----- LISTED ENTRIES

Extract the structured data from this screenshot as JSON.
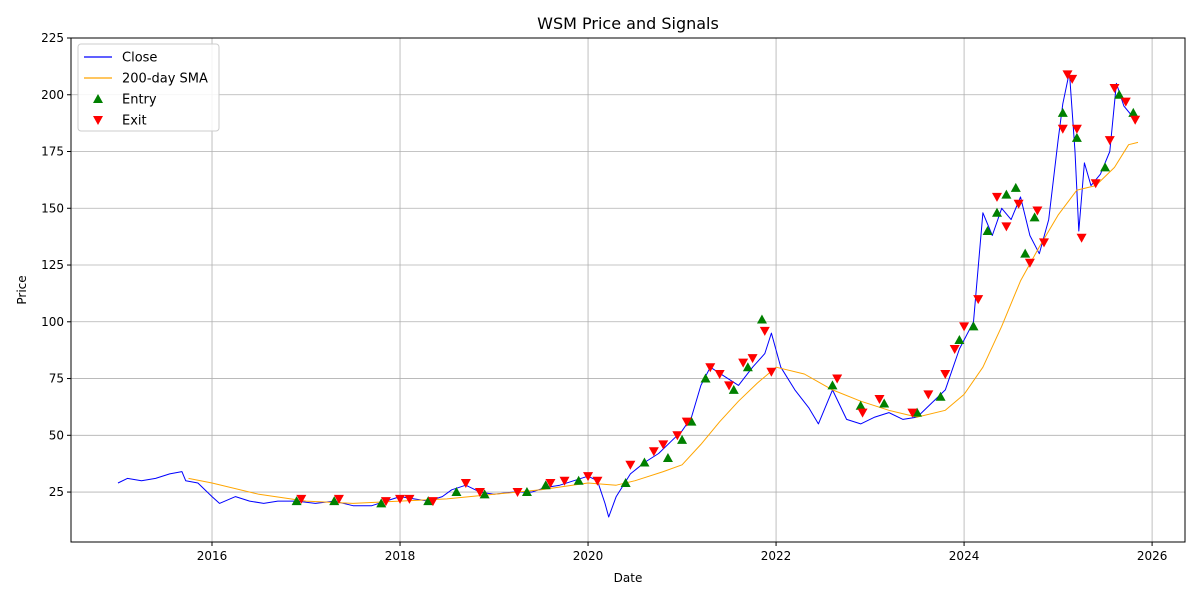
{
  "chart_data": {
    "type": "line",
    "title": "WSM Price and Signals",
    "xlabel": "Date",
    "ylabel": "Price",
    "xlim": [
      2014.5,
      2026.35
    ],
    "ylim": [
      3,
      225
    ],
    "x_ticks": [
      2016,
      2018,
      2020,
      2022,
      2024,
      2026
    ],
    "x_tick_labels": [
      "2016",
      "2018",
      "2020",
      "2022",
      "2024",
      "2026"
    ],
    "y_ticks": [
      25,
      50,
      75,
      100,
      125,
      150,
      175,
      200,
      225
    ],
    "grid": true,
    "legend_position": "top-left",
    "colors": {
      "close": "#0000ff",
      "sma": "#ffa500",
      "entry": "#008000",
      "exit": "#ff0000",
      "grid": "#b0b0b0"
    },
    "series": [
      {
        "name": "Close",
        "style": "line",
        "x": [
          2015.0,
          2015.1,
          2015.25,
          2015.4,
          2015.55,
          2015.68,
          2015.72,
          2015.85,
          2016.0,
          2016.08,
          2016.25,
          2016.4,
          2016.55,
          2016.7,
          2016.9,
          2017.1,
          2017.3,
          2017.5,
          2017.7,
          2017.85,
          2018.0,
          2018.15,
          2018.3,
          2018.45,
          2018.55,
          2018.7,
          2018.85,
          2019.0,
          2019.2,
          2019.4,
          2019.55,
          2019.7,
          2019.85,
          2020.0,
          2020.1,
          2020.18,
          2020.22,
          2020.3,
          2020.45,
          2020.6,
          2020.75,
          2020.9,
          2021.0,
          2021.1,
          2021.2,
          2021.3,
          2021.45,
          2021.6,
          2021.75,
          2021.88,
          2021.95,
          2022.05,
          2022.2,
          2022.35,
          2022.45,
          2022.6,
          2022.75,
          2022.9,
          2023.05,
          2023.2,
          2023.35,
          2023.5,
          2023.65,
          2023.8,
          2023.95,
          2024.1,
          2024.2,
          2024.3,
          2024.4,
          2024.5,
          2024.6,
          2024.7,
          2024.8,
          2024.9,
          2025.0,
          2025.05,
          2025.12,
          2025.18,
          2025.22,
          2025.28,
          2025.35,
          2025.45,
          2025.55,
          2025.62,
          2025.7,
          2025.8
        ],
        "values": [
          29,
          31,
          30,
          31,
          33,
          34,
          30,
          29,
          23,
          20,
          23,
          21,
          20,
          21,
          21,
          20,
          21,
          19,
          19,
          21,
          23,
          22,
          21,
          23,
          26,
          28,
          25,
          24,
          25,
          25,
          27,
          28,
          30,
          32,
          30,
          20,
          14,
          23,
          33,
          38,
          42,
          48,
          52,
          58,
          72,
          80,
          76,
          72,
          80,
          86,
          95,
          80,
          70,
          62,
          55,
          70,
          57,
          55,
          58,
          60,
          57,
          58,
          64,
          70,
          88,
          100,
          148,
          138,
          150,
          145,
          155,
          138,
          130,
          145,
          180,
          196,
          210,
          175,
          140,
          170,
          160,
          165,
          175,
          205,
          195,
          190
        ]
      },
      {
        "name": "200-day SMA",
        "style": "line",
        "x": [
          2015.75,
          2016.0,
          2016.5,
          2017.0,
          2017.5,
          2018.0,
          2018.5,
          2019.0,
          2019.5,
          2020.0,
          2020.3,
          2020.5,
          2020.8,
          2021.0,
          2021.2,
          2021.4,
          2021.6,
          2021.8,
          2022.0,
          2022.3,
          2022.6,
          2022.9,
          2023.2,
          2023.5,
          2023.8,
          2024.0,
          2024.2,
          2024.4,
          2024.6,
          2024.8,
          2025.0,
          2025.2,
          2025.4,
          2025.6,
          2025.75,
          2025.85
        ],
        "values": [
          31,
          29,
          24,
          21,
          20,
          21,
          22,
          24,
          26,
          29,
          28,
          30,
          34,
          37,
          46,
          56,
          65,
          73,
          80,
          77,
          70,
          65,
          61,
          58,
          61,
          68,
          80,
          98,
          118,
          133,
          147,
          158,
          160,
          168,
          178,
          179
        ]
      },
      {
        "name": "Entry",
        "style": "marker-up",
        "x": [
          2016.9,
          2017.3,
          2017.8,
          2018.3,
          2018.6,
          2018.9,
          2019.35,
          2019.55,
          2019.9,
          2020.4,
          2020.6,
          2020.85,
          2021.0,
          2021.1,
          2021.25,
          2021.55,
          2021.7,
          2021.85,
          2022.6,
          2022.9,
          2023.15,
          2023.5,
          2023.75,
          2023.95,
          2024.1,
          2024.25,
          2024.35,
          2024.45,
          2024.55,
          2024.65,
          2024.75,
          2025.05,
          2025.2,
          2025.5,
          2025.65,
          2025.8
        ],
        "values": [
          21,
          21,
          20,
          21,
          25,
          24,
          25,
          28,
          30,
          29,
          38,
          40,
          48,
          56,
          75,
          70,
          80,
          101,
          72,
          63,
          64,
          60,
          67,
          92,
          98,
          140,
          148,
          156,
          159,
          130,
          146,
          192,
          181,
          168,
          200,
          192
        ]
      },
      {
        "name": "Exit",
        "style": "marker-down",
        "x": [
          2016.95,
          2017.35,
          2017.85,
          2018.0,
          2018.1,
          2018.35,
          2018.7,
          2018.85,
          2019.25,
          2019.6,
          2019.75,
          2020.0,
          2020.1,
          2020.45,
          2020.7,
          2020.8,
          2020.95,
          2021.05,
          2021.3,
          2021.4,
          2021.5,
          2021.65,
          2021.75,
          2021.88,
          2021.95,
          2022.65,
          2022.92,
          2023.1,
          2023.45,
          2023.62,
          2023.8,
          2023.9,
          2024.0,
          2024.15,
          2024.35,
          2024.45,
          2024.58,
          2024.7,
          2024.78,
          2024.85,
          2025.05,
          2025.1,
          2025.15,
          2025.2,
          2025.25,
          2025.4,
          2025.55,
          2025.6,
          2025.72,
          2025.82
        ],
        "values": [
          22,
          22,
          21,
          22,
          22,
          21,
          29,
          25,
          25,
          29,
          30,
          32,
          30,
          37,
          43,
          46,
          50,
          56,
          80,
          77,
          72,
          82,
          84,
          96,
          78,
          75,
          60,
          66,
          60,
          68,
          77,
          88,
          98,
          110,
          155,
          142,
          152,
          126,
          149,
          135,
          185,
          209,
          207,
          185,
          137,
          161,
          180,
          203,
          197,
          189
        ]
      }
    ]
  }
}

----------

## [STATED GOAL]
Transcribe the whole listing exactly. Pictures stay out of your copy.

## [THE RESPONSE]
Extract the structured data from this screenshot as JSON.
{
  "chart_data": {
    "type": "line",
    "title": "WSM Price and Signals",
    "xlabel": "Date",
    "ylabel": "Price",
    "xlim": [
      2014.5,
      2026.35
    ],
    "ylim": [
      3,
      225
    ],
    "x_ticks": [
      2016,
      2018,
      2020,
      2022,
      2024,
      2026
    ],
    "x_tick_labels": [
      "2016",
      "2018",
      "2020",
      "2022",
      "2024",
      "2026"
    ],
    "y_ticks": [
      25,
      50,
      75,
      100,
      125,
      150,
      175,
      200,
      225
    ],
    "grid": true,
    "legend_position": "top-left",
    "colors": {
      "close": "#0000ff",
      "sma": "#ffa500",
      "entry": "#008000",
      "exit": "#ff0000",
      "grid": "#b0b0b0"
    },
    "series": [
      {
        "name": "Close",
        "style": "line",
        "x": [
          2015.0,
          2015.1,
          2015.25,
          2015.4,
          2015.55,
          2015.68,
          2015.72,
          2015.85,
          2016.0,
          2016.08,
          2016.25,
          2016.4,
          2016.55,
          2016.7,
          2016.9,
          2017.1,
          2017.3,
          2017.5,
          2017.7,
          2017.85,
          2018.0,
          2018.15,
          2018.3,
          2018.45,
          2018.55,
          2018.7,
          2018.85,
          2019.0,
          2019.2,
          2019.4,
          2019.55,
          2019.7,
          2019.85,
          2020.0,
          2020.1,
          2020.18,
          2020.22,
          2020.3,
          2020.45,
          2020.6,
          2020.75,
          2020.9,
          2021.0,
          2021.1,
          2021.2,
          2021.3,
          2021.45,
          2021.6,
          2021.75,
          2021.88,
          2021.95,
          2022.05,
          2022.2,
          2022.35,
          2022.45,
          2022.6,
          2022.75,
          2022.9,
          2023.05,
          2023.2,
          2023.35,
          2023.5,
          2023.65,
          2023.8,
          2023.95,
          2024.1,
          2024.2,
          2024.3,
          2024.4,
          2024.5,
          2024.6,
          2024.7,
          2024.8,
          2024.9,
          2025.0,
          2025.05,
          2025.12,
          2025.18,
          2025.22,
          2025.28,
          2025.35,
          2025.45,
          2025.55,
          2025.62,
          2025.7,
          2025.8
        ],
        "values": [
          29,
          31,
          30,
          31,
          33,
          34,
          30,
          29,
          23,
          20,
          23,
          21,
          20,
          21,
          21,
          20,
          21,
          19,
          19,
          21,
          23,
          22,
          21,
          23,
          26,
          28,
          25,
          24,
          25,
          25,
          27,
          28,
          30,
          32,
          30,
          20,
          14,
          23,
          33,
          38,
          42,
          48,
          52,
          58,
          72,
          80,
          76,
          72,
          80,
          86,
          95,
          80,
          70,
          62,
          55,
          70,
          57,
          55,
          58,
          60,
          57,
          58,
          64,
          70,
          88,
          100,
          148,
          138,
          150,
          145,
          155,
          138,
          130,
          145,
          180,
          196,
          210,
          175,
          140,
          170,
          160,
          165,
          175,
          205,
          195,
          190
        ]
      },
      {
        "name": "200-day SMA",
        "style": "line",
        "x": [
          2015.75,
          2016.0,
          2016.5,
          2017.0,
          2017.5,
          2018.0,
          2018.5,
          2019.0,
          2019.5,
          2020.0,
          2020.3,
          2020.5,
          2020.8,
          2021.0,
          2021.2,
          2021.4,
          2021.6,
          2021.8,
          2022.0,
          2022.3,
          2022.6,
          2022.9,
          2023.2,
          2023.5,
          2023.8,
          2024.0,
          2024.2,
          2024.4,
          2024.6,
          2024.8,
          2025.0,
          2025.2,
          2025.4,
          2025.6,
          2025.75,
          2025.85
        ],
        "values": [
          31,
          29,
          24,
          21,
          20,
          21,
          22,
          24,
          26,
          29,
          28,
          30,
          34,
          37,
          46,
          56,
          65,
          73,
          80,
          77,
          70,
          65,
          61,
          58,
          61,
          68,
          80,
          98,
          118,
          133,
          147,
          158,
          160,
          168,
          178,
          179
        ]
      },
      {
        "name": "Entry",
        "style": "marker-up",
        "x": [
          2016.9,
          2017.3,
          2017.8,
          2018.3,
          2018.6,
          2018.9,
          2019.35,
          2019.55,
          2019.9,
          2020.4,
          2020.6,
          2020.85,
          2021.0,
          2021.1,
          2021.25,
          2021.55,
          2021.7,
          2021.85,
          2022.6,
          2022.9,
          2023.15,
          2023.5,
          2023.75,
          2023.95,
          2024.1,
          2024.25,
          2024.35,
          2024.45,
          2024.55,
          2024.65,
          2024.75,
          2025.05,
          2025.2,
          2025.5,
          2025.65,
          2025.8
        ],
        "values": [
          21,
          21,
          20,
          21,
          25,
          24,
          25,
          28,
          30,
          29,
          38,
          40,
          48,
          56,
          75,
          70,
          80,
          101,
          72,
          63,
          64,
          60,
          67,
          92,
          98,
          140,
          148,
          156,
          159,
          130,
          146,
          192,
          181,
          168,
          200,
          192
        ]
      },
      {
        "name": "Exit",
        "style": "marker-down",
        "x": [
          2016.95,
          2017.35,
          2017.85,
          2018.0,
          2018.1,
          2018.35,
          2018.7,
          2018.85,
          2019.25,
          2019.6,
          2019.75,
          2020.0,
          2020.1,
          2020.45,
          2020.7,
          2020.8,
          2020.95,
          2021.05,
          2021.3,
          2021.4,
          2021.5,
          2021.65,
          2021.75,
          2021.88,
          2021.95,
          2022.65,
          2022.92,
          2023.1,
          2023.45,
          2023.62,
          2023.8,
          2023.9,
          2024.0,
          2024.15,
          2024.35,
          2024.45,
          2024.58,
          2024.7,
          2024.78,
          2024.85,
          2025.05,
          2025.1,
          2025.15,
          2025.2,
          2025.25,
          2025.4,
          2025.55,
          2025.6,
          2025.72,
          2025.82
        ],
        "values": [
          22,
          22,
          21,
          22,
          22,
          21,
          29,
          25,
          25,
          29,
          30,
          32,
          30,
          37,
          43,
          46,
          50,
          56,
          80,
          77,
          72,
          82,
          84,
          96,
          78,
          75,
          60,
          66,
          60,
          68,
          77,
          88,
          98,
          110,
          155,
          142,
          152,
          126,
          149,
          135,
          185,
          209,
          207,
          185,
          137,
          161,
          180,
          203,
          197,
          189
        ]
      }
    ]
  }
}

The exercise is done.